===== Source information

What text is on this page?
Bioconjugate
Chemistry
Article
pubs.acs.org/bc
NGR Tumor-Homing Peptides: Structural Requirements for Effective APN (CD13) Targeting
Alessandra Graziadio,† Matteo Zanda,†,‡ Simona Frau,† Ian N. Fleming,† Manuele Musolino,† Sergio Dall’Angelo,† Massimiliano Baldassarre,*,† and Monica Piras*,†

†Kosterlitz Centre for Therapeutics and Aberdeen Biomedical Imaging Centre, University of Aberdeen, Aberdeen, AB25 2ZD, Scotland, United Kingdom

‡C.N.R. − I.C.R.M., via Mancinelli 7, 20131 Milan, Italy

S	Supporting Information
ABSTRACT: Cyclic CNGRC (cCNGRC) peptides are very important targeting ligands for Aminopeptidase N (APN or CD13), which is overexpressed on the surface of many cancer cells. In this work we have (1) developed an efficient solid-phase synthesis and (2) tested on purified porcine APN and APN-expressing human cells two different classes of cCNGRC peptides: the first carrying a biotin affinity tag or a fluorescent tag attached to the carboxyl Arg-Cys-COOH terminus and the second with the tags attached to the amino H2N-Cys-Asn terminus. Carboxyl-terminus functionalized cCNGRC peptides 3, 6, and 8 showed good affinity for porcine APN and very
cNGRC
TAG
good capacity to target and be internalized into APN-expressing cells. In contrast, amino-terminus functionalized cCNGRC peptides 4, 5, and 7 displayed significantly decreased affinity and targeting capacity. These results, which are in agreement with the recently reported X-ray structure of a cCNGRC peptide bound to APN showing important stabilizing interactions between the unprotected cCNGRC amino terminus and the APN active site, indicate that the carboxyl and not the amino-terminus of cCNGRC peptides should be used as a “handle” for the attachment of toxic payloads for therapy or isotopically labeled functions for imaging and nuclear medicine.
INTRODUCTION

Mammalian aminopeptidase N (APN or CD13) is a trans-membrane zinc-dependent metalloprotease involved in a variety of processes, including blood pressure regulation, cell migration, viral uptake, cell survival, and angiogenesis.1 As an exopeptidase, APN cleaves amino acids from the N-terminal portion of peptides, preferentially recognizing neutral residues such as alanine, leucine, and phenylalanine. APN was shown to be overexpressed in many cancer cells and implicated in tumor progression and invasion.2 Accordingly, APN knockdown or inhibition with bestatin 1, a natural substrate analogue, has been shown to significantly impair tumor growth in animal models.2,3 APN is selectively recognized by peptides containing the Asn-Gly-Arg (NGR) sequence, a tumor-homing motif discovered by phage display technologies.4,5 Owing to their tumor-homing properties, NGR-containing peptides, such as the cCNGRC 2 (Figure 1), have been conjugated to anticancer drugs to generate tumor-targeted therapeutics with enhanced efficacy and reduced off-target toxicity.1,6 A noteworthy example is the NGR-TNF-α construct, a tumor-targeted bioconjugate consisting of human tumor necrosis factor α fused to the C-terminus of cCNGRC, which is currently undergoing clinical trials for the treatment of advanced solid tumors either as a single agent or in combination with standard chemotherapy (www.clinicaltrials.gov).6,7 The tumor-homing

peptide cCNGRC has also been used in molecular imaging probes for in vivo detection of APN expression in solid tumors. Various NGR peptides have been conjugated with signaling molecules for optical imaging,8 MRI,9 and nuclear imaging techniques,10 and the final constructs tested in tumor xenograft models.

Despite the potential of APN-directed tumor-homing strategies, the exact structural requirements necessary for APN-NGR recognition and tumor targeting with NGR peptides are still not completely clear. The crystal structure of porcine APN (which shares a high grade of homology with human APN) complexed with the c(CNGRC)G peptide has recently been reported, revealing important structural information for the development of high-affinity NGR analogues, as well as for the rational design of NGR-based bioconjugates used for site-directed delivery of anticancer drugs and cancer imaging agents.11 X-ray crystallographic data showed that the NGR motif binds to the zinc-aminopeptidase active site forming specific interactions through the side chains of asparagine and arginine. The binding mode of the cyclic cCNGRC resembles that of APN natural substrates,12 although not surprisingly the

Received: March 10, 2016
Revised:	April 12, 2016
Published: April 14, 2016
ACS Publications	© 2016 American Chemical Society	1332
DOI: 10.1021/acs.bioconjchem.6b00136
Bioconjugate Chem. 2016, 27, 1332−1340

==========

= Requirement =
Return the full listing unchanged.

= Result =
What text is on this page?
Bioconjugate
Chemistry
Article
pubs.acs.org/bc
NGR Tumor-Homing Peptides: Structural Requirements for Effective APN (CD13) Targeting
Alessandra Graziadio,† Matteo Zanda,†,‡ Simona Frau,† Ian N. Fleming,† Manuele Musolino,† Sergio Dall’Angelo,† Massimiliano Baldassarre,*,† and Monica Piras*,†

†Kosterlitz Centre for Therapeutics and Aberdeen Biomedical Imaging Centre, University of Aberdeen, Aberdeen, AB25 2ZD, Scotland, United Kingdom

‡C.N.R. − I.C.R.M., via Mancinelli 7, 20131 Milan, Italy

S	Supporting Information
ABSTRACT: Cyclic CNGRC (cCNGRC) peptides are very important targeting ligands for Aminopeptidase N (APN or CD13), which is overexpressed on the surface of many cancer cells. In this work we have (1) developed an efficient solid-phase synthesis and (2) tested on purified porcine APN and APN-expressing human cells two different classes of cCNGRC peptides: the first carrying a biotin affinity tag or a fluorescent tag attached to the carboxyl Arg-Cys-COOH terminus and the second with the tags attached to the amino H2N-Cys-Asn terminus. Carboxyl-terminus functionalized cCNGRC peptides 3, 6, and 8 showed good affinity for porcine APN and very
cNGRC
TAG
good capacity to target and be internalized into APN-expressing cells. In contrast, amino-terminus functionalized cCNGRC peptides 4, 5, and 7 displayed significantly decreased affinity and targeting capacity. These results, which are in agreement with the recently reported X-ray structure of a cCNGRC peptide bound to APN showing important stabilizing interactions between the unprotected cCNGRC amino terminus and the APN active site, indicate that the carboxyl and not the amino-terminus of cCNGRC peptides should be used as a “handle” for the attachment of toxic payloads for therapy or isotopically labeled functions for imaging and nuclear medicine.
INTRODUCTION

Mammalian aminopeptidase N (APN or CD13) is a trans-membrane zinc-dependent metalloprotease involved in a variety of processes, including blood pressure regulation, cell migration, viral uptake, cell survival, and angiogenesis.1 As an exopeptidase, APN cleaves amino acids from the N-terminal portion of peptides, preferentially recognizing neutral residues such as alanine, leucine, and phenylalanine. APN was shown to be overexpressed in many cancer cells and implicated in tumor progression and invasion.2 Accordingly, APN knockdown or inhibition with bestatin 1, a natural substrate analogue, has been shown to significantly impair tumor growth in animal models.2,3 APN is selectively recognized by peptides containing the Asn-Gly-Arg (NGR) sequence, a tumor-homing motif discovered by phage display technologies.4,5 Owing to their tumor-homing properties, NGR-containing peptides, such as the cCNGRC 2 (Figure 1), have been conjugated to anticancer drugs to generate tumor-targeted therapeutics with enhanced efficacy and reduced off-target toxicity.1,6 A noteworthy example is the NGR-TNF-α construct, a tumor-targeted bioconjugate consisting of human tumor necrosis factor α fused to the C-terminus of cCNGRC, which is currently undergoing clinical trials for the treatment of advanced solid tumors either as a single agent or in combination with standard chemotherapy (www.clinicaltrials.gov).6,7 The tumor-homing

peptide cCNGRC has also been used in molecular imaging probes for in vivo detection of APN expression in solid tumors. Various NGR peptides have been conjugated with signaling molecules for optical imaging,8 MRI,9 and nuclear imaging techniques,10 and the final constructs tested in tumor xenograft models.

Despite the potential of APN-directed tumor-homing strategies, the exact structural requirements necessary for APN-NGR recognition and tumor targeting with NGR peptides are still not completely clear. The crystal structure of porcine APN (which shares a high grade of homology with human APN) complexed with the c(CNGRC)G peptide has recently been reported, revealing important structural information for the development of high-affinity NGR analogues, as well as for the rational design of NGR-based bioconjugates used for site-directed delivery of anticancer drugs and cancer imaging agents.11 X-ray crystallographic data showed that the NGR motif binds to the zinc-aminopeptidase active site forming specific interactions through the side chains of asparagine and arginine. The binding mode of the cyclic cCNGRC resembles that of APN natural substrates,12 although not surprisingly the

Received: March 10, 2016
Revised:	April 12, 2016
Published: April 14, 2016
ACS Publications	© 2016 American Chemical Society	1332
DOI: 10.1021/acs.bioconjchem.6b00136
Bioconjugate Chem. 2016, 27, 1332−1340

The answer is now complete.